LISTED ENTRIES:
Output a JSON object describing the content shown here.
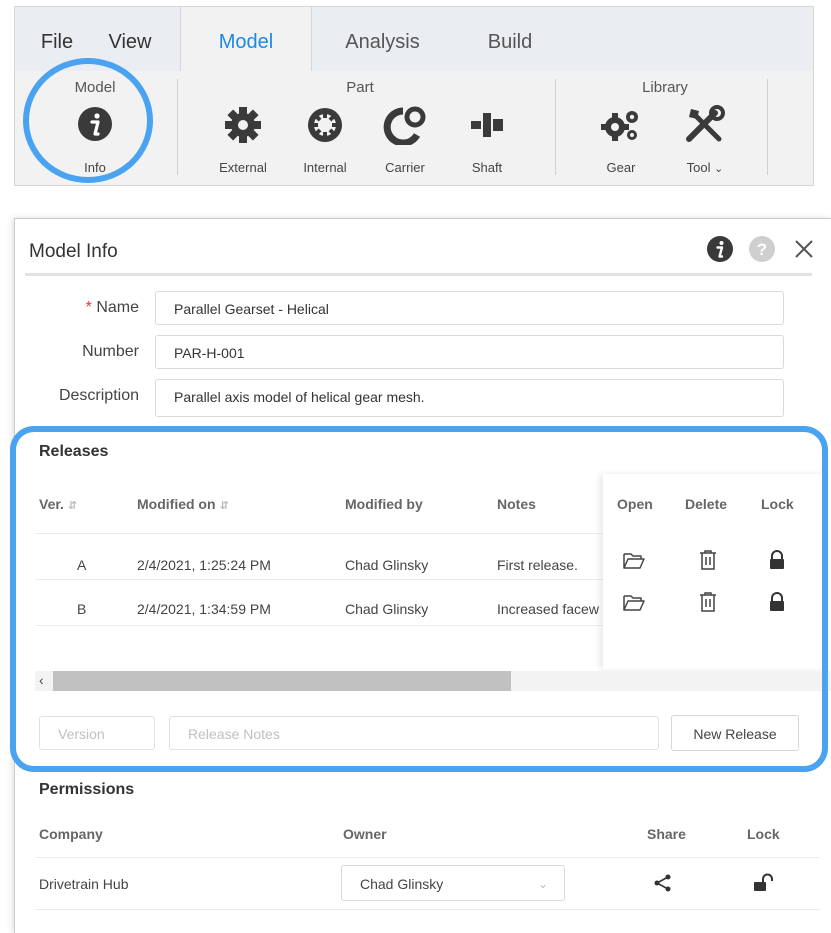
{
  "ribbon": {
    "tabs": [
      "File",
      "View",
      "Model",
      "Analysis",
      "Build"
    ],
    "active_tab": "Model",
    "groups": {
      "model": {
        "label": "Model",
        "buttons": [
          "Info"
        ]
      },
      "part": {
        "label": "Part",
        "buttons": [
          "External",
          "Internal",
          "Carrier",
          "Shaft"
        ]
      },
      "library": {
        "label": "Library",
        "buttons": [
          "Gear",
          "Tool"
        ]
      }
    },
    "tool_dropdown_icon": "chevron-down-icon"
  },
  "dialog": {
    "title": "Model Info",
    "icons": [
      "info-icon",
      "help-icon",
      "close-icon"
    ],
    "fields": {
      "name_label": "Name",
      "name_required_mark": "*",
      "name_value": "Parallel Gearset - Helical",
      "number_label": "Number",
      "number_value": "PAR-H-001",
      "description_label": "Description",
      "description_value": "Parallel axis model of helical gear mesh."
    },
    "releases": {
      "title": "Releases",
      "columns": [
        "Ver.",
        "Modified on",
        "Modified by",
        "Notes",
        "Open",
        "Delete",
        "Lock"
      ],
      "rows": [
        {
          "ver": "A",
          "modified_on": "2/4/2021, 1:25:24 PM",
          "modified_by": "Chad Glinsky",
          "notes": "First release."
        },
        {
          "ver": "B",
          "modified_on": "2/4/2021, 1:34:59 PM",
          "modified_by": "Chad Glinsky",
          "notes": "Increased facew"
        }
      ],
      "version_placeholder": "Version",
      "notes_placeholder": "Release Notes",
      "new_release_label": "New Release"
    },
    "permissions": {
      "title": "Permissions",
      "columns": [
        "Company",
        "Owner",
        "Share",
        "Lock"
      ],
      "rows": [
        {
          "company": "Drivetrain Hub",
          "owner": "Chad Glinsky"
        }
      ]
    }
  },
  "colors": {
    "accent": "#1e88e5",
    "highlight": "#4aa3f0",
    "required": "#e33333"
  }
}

DIRECTIONS: Retype each record exactly as it stands, but do not include the pictures.

ANSWER TO THE EXERCISE:
Output a JSON object describing the content shown here.
{
  "ribbon": {
    "tabs": [
      "File",
      "View",
      "Model",
      "Analysis",
      "Build"
    ],
    "active_tab": "Model",
    "groups": {
      "model": {
        "label": "Model",
        "buttons": [
          "Info"
        ]
      },
      "part": {
        "label": "Part",
        "buttons": [
          "External",
          "Internal",
          "Carrier",
          "Shaft"
        ]
      },
      "library": {
        "label": "Library",
        "buttons": [
          "Gear",
          "Tool"
        ]
      }
    },
    "tool_dropdown_icon": "chevron-down-icon"
  },
  "dialog": {
    "title": "Model Info",
    "icons": [
      "info-icon",
      "help-icon",
      "close-icon"
    ],
    "fields": {
      "name_label": "Name",
      "name_required_mark": "*",
      "name_value": "Parallel Gearset - Helical",
      "number_label": "Number",
      "number_value": "PAR-H-001",
      "description_label": "Description",
      "description_value": "Parallel axis model of helical gear mesh."
    },
    "releases": {
      "title": "Releases",
      "columns": [
        "Ver.",
        "Modified on",
        "Modified by",
        "Notes",
        "Open",
        "Delete",
        "Lock"
      ],
      "rows": [
        {
          "ver": "A",
          "modified_on": "2/4/2021, 1:25:24 PM",
          "modified_by": "Chad Glinsky",
          "notes": "First release."
        },
        {
          "ver": "B",
          "modified_on": "2/4/2021, 1:34:59 PM",
          "modified_by": "Chad Glinsky",
          "notes": "Increased facew"
        }
      ],
      "version_placeholder": "Version",
      "notes_placeholder": "Release Notes",
      "new_release_label": "New Release"
    },
    "permissions": {
      "title": "Permissions",
      "columns": [
        "Company",
        "Owner",
        "Share",
        "Lock"
      ],
      "rows": [
        {
          "company": "Drivetrain Hub",
          "owner": "Chad Glinsky"
        }
      ]
    }
  },
  "colors": {
    "accent": "#1e88e5",
    "highlight": "#4aa3f0",
    "required": "#e33333"
  }
}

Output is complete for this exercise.